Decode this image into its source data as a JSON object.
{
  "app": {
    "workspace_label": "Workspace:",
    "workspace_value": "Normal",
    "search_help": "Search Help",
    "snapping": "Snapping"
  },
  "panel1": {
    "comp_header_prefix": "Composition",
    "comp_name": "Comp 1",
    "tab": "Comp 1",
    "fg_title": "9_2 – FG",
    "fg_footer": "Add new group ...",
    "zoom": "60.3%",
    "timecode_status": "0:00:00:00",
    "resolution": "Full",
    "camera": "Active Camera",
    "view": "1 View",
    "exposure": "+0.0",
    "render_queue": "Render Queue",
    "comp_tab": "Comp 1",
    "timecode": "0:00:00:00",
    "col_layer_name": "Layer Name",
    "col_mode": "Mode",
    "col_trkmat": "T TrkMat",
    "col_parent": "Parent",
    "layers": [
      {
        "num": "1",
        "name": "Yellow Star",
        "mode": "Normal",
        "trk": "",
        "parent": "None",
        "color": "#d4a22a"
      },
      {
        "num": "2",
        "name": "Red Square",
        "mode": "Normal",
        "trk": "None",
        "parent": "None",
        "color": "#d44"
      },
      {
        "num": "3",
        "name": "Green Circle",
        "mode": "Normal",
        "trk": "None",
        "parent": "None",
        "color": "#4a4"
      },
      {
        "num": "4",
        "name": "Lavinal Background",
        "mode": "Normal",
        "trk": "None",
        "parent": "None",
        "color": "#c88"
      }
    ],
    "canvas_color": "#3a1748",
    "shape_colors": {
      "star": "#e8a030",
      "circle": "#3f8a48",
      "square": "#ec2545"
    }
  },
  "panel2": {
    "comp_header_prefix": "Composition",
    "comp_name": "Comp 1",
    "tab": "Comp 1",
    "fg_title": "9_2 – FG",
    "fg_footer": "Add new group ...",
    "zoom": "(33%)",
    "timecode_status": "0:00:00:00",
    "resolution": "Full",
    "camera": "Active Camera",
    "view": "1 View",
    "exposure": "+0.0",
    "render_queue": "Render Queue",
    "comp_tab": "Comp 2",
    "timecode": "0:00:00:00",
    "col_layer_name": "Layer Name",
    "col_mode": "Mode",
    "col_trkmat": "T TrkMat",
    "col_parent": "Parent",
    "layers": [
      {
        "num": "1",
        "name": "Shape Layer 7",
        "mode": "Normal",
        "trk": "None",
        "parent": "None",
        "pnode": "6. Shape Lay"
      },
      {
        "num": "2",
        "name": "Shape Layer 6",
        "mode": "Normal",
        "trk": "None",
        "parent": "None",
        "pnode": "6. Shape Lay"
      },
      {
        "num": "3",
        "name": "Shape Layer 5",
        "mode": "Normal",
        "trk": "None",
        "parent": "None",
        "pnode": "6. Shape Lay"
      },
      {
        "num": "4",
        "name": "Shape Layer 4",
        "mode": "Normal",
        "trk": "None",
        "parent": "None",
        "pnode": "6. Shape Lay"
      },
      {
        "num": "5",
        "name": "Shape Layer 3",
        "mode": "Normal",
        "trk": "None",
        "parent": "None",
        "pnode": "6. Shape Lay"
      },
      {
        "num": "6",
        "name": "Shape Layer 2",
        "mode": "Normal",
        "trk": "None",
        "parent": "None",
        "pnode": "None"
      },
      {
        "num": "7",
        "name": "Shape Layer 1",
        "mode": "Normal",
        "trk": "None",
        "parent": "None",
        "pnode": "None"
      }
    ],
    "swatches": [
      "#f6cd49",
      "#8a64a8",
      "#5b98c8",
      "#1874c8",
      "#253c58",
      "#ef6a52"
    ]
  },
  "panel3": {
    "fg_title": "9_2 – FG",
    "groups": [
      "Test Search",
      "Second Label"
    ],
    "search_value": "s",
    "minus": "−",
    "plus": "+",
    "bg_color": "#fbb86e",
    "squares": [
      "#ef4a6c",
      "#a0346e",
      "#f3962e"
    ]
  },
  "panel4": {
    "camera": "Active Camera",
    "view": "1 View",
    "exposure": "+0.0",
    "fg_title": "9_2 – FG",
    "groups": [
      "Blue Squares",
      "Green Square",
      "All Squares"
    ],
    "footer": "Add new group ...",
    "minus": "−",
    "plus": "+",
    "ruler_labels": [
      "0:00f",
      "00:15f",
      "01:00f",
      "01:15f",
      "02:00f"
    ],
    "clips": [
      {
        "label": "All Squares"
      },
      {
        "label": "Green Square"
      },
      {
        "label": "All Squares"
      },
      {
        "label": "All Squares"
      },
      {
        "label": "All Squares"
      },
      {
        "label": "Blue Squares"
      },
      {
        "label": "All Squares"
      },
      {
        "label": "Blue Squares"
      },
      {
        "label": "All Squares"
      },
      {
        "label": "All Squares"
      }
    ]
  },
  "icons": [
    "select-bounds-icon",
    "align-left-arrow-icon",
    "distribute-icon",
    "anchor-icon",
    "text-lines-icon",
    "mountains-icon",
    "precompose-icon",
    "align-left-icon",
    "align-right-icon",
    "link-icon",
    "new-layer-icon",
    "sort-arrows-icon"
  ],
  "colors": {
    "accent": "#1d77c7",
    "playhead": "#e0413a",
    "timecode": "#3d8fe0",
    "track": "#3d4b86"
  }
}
-------
=== Task description ===
Each record above should be repeated exactly as it appears.

=== Answer to the exercise ===
Decode this image into its source data as a JSON object.
{
  "app": {
    "workspace_label": "Workspace:",
    "workspace_value": "Normal",
    "search_help": "Search Help",
    "snapping": "Snapping"
  },
  "panel1": {
    "comp_header_prefix": "Composition",
    "comp_name": "Comp 1",
    "tab": "Comp 1",
    "fg_title": "9_2 – FG",
    "fg_footer": "Add new group ...",
    "zoom": "60.3%",
    "timecode_status": "0:00:00:00",
    "resolution": "Full",
    "camera": "Active Camera",
    "view": "1 View",
    "exposure": "+0.0",
    "render_queue": "Render Queue",
    "comp_tab": "Comp 1",
    "timecode": "0:00:00:00",
    "col_layer_name": "Layer Name",
    "col_mode": "Mode",
    "col_trkmat": "T TrkMat",
    "col_parent": "Parent",
    "layers": [
      {
        "num": "1",
        "name": "Yellow Star",
        "mode": "Normal",
        "trk": "",
        "parent": "None",
        "color": "#d4a22a"
      },
      {
        "num": "2",
        "name": "Red Square",
        "mode": "Normal",
        "trk": "None",
        "parent": "None",
        "color": "#d44"
      },
      {
        "num": "3",
        "name": "Green Circle",
        "mode": "Normal",
        "trk": "None",
        "parent": "None",
        "color": "#4a4"
      },
      {
        "num": "4",
        "name": "Lavinal Background",
        "mode": "Normal",
        "trk": "None",
        "parent": "None",
        "color": "#c88"
      }
    ],
    "canvas_color": "#3a1748",
    "shape_colors": {
      "star": "#e8a030",
      "circle": "#3f8a48",
      "square": "#ec2545"
    }
  },
  "panel2": {
    "comp_header_prefix": "Composition",
    "comp_name": "Comp 1",
    "tab": "Comp 1",
    "fg_title": "9_2 – FG",
    "fg_footer": "Add new group ...",
    "zoom": "(33%)",
    "timecode_status": "0:00:00:00",
    "resolution": "Full",
    "camera": "Active Camera",
    "view": "1 View",
    "exposure": "+0.0",
    "render_queue": "Render Queue",
    "comp_tab": "Comp 2",
    "timecode": "0:00:00:00",
    "col_layer_name": "Layer Name",
    "col_mode": "Mode",
    "col_trkmat": "T TrkMat",
    "col_parent": "Parent",
    "layers": [
      {
        "num": "1",
        "name": "Shape Layer 7",
        "mode": "Normal",
        "trk": "None",
        "parent": "None",
        "pnode": "6. Shape Lay"
      },
      {
        "num": "2",
        "name": "Shape Layer 6",
        "mode": "Normal",
        "trk": "None",
        "parent": "None",
        "pnode": "6. Shape Lay"
      },
      {
        "num": "3",
        "name": "Shape Layer 5",
        "mode": "Normal",
        "trk": "None",
        "parent": "None",
        "pnode": "6. Shape Lay"
      },
      {
        "num": "4",
        "name": "Shape Layer 4",
        "mode": "Normal",
        "trk": "None",
        "parent": "None",
        "pnode": "6. Shape Lay"
      },
      {
        "num": "5",
        "name": "Shape Layer 3",
        "mode": "Normal",
        "trk": "None",
        "parent": "None",
        "pnode": "6. Shape Lay"
      },
      {
        "num": "6",
        "name": "Shape Layer 2",
        "mode": "Normal",
        "trk": "None",
        "parent": "None",
        "pnode": "None"
      },
      {
        "num": "7",
        "name": "Shape Layer 1",
        "mode": "Normal",
        "trk": "None",
        "parent": "None",
        "pnode": "None"
      }
    ],
    "swatches": [
      "#f6cd49",
      "#8a64a8",
      "#5b98c8",
      "#1874c8",
      "#253c58",
      "#ef6a52"
    ]
  },
  "panel3": {
    "fg_title": "9_2 – FG",
    "groups": [
      "Test Search",
      "Second Label"
    ],
    "search_value": "s",
    "minus": "−",
    "plus": "+",
    "bg_color": "#fbb86e",
    "squares": [
      "#ef4a6c",
      "#a0346e",
      "#f3962e"
    ]
  },
  "panel4": {
    "camera": "Active Camera",
    "view": "1 View",
    "exposure": "+0.0",
    "fg_title": "9_2 – FG",
    "groups": [
      "Blue Squares",
      "Green Square",
      "All Squares"
    ],
    "footer": "Add new group ...",
    "minus": "−",
    "plus": "+",
    "ruler_labels": [
      "0:00f",
      "00:15f",
      "01:00f",
      "01:15f",
      "02:00f"
    ],
    "clips": [
      {
        "label": "All Squares"
      },
      {
        "label": "Green Square"
      },
      {
        "label": "All Squares"
      },
      {
        "label": "All Squares"
      },
      {
        "label": "All Squares"
      },
      {
        "label": "Blue Squares"
      },
      {
        "label": "All Squares"
      },
      {
        "label": "Blue Squares"
      },
      {
        "label": "All Squares"
      },
      {
        "label": "All Squares"
      }
    ]
  },
  "icons": [
    "select-bounds-icon",
    "align-left-arrow-icon",
    "distribute-icon",
    "anchor-icon",
    "text-lines-icon",
    "mountains-icon",
    "precompose-icon",
    "align-left-icon",
    "align-right-icon",
    "link-icon",
    "new-layer-icon",
    "sort-arrows-icon"
  ],
  "colors": {
    "accent": "#1d77c7",
    "playhead": "#e0413a",
    "timecode": "#3d8fe0",
    "track": "#3d4b86"
  }
}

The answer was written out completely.